Print each line exactly as it is given.

────────────────

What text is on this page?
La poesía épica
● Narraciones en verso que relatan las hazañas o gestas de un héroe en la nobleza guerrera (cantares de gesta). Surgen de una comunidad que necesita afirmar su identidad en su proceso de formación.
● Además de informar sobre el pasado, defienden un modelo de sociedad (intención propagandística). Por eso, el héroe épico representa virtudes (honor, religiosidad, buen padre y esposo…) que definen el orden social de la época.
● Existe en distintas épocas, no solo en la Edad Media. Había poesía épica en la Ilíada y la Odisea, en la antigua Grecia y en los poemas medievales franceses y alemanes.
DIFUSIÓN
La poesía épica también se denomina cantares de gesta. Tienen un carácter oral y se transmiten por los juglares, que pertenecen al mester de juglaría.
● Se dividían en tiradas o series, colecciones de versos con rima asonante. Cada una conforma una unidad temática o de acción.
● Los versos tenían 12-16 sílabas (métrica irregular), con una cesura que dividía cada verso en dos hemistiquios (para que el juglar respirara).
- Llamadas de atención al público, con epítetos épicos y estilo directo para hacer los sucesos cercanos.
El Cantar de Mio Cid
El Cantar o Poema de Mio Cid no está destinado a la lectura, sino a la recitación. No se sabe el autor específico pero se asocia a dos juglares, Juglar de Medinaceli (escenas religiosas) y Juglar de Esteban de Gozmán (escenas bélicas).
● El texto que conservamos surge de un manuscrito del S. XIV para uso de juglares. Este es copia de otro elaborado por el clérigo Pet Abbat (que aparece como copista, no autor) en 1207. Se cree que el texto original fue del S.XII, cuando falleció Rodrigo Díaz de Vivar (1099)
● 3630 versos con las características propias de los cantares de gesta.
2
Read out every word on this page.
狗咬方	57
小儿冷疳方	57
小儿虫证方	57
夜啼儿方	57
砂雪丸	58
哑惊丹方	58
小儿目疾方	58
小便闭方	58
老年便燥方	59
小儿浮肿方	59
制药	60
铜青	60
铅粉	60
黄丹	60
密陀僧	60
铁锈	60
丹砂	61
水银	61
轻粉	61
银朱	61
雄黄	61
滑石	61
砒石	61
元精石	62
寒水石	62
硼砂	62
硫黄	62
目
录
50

────────────────

TASK RESPONSE:
What text is on this page?
La poesía épica
● Narraciones en verso que relatan las hazañas o gestas de un héroe en la nobleza guerrera (cantares de gesta). Surgen de una comunidad que necesita afirmar su identidad en su proceso de formación.
● Además de informar sobre el pasado, defienden un modelo de sociedad (intención propagandística). Por eso, el héroe épico representa virtudes (honor, religiosidad, buen padre y esposo…) que definen el orden social de la época.
● Existe en distintas épocas, no solo en la Edad Media. Había poesía épica en la Ilíada y la Odisea, en la antigua Grecia y en los poemas medievales franceses y alemanes.
DIFUSIÓN
La poesía épica también se denomina cantares de gesta. Tienen un carácter oral y se transmiten por los juglares, que pertenecen al mester de juglaría.
● Se dividían en tiradas o series, colecciones de versos con rima asonante. Cada una conforma una unidad temática o de acción.
● Los versos tenían 12-16 sílabas (métrica irregular), con una cesura que dividía cada verso en dos hemistiquios (para que el juglar respirara).
- Llamadas de atención al público, con epítetos épicos y estilo directo para hacer los sucesos cercanos.
El Cantar de Mio Cid
El Cantar o Poema de Mio Cid no está destinado a la lectura, sino a la recitación. No se sabe el autor específico pero se asocia a dos juglares, Juglar de Medinaceli (escenas religiosas) y Juglar de Esteban de Gozmán (escenas bélicas).
● El texto que conservamos surge de un manuscrito del S. XIV para uso de juglares. Este es copia de otro elaborado por el clérigo Pet Abbat (que aparece como copista, no autor) en 1207. Se cree que el texto original fue del S.XII, cuando falleció Rodrigo Díaz de Vivar (1099)
● 3630 versos con las características propias de los cantares de gesta.
2
Read out every word on this page.
狗咬方	57
小儿冷疳方	57
小儿虫证方	57
夜啼儿方	57
砂雪丸	58
哑惊丹方	58
小儿目疾方	58
小便闭方	58
老年便燥方	59
小儿浮肿方	59
制药	60
铜青	60
铅粉	60
黄丹	60
密陀僧	60
铁锈	60
丹砂	61
水银	61
轻粉	61
银朱	61
雄黄	61
滑石	61
砒石	61
元精石	62
寒水石	62
硼砂	62
硫黄	62
目
录
50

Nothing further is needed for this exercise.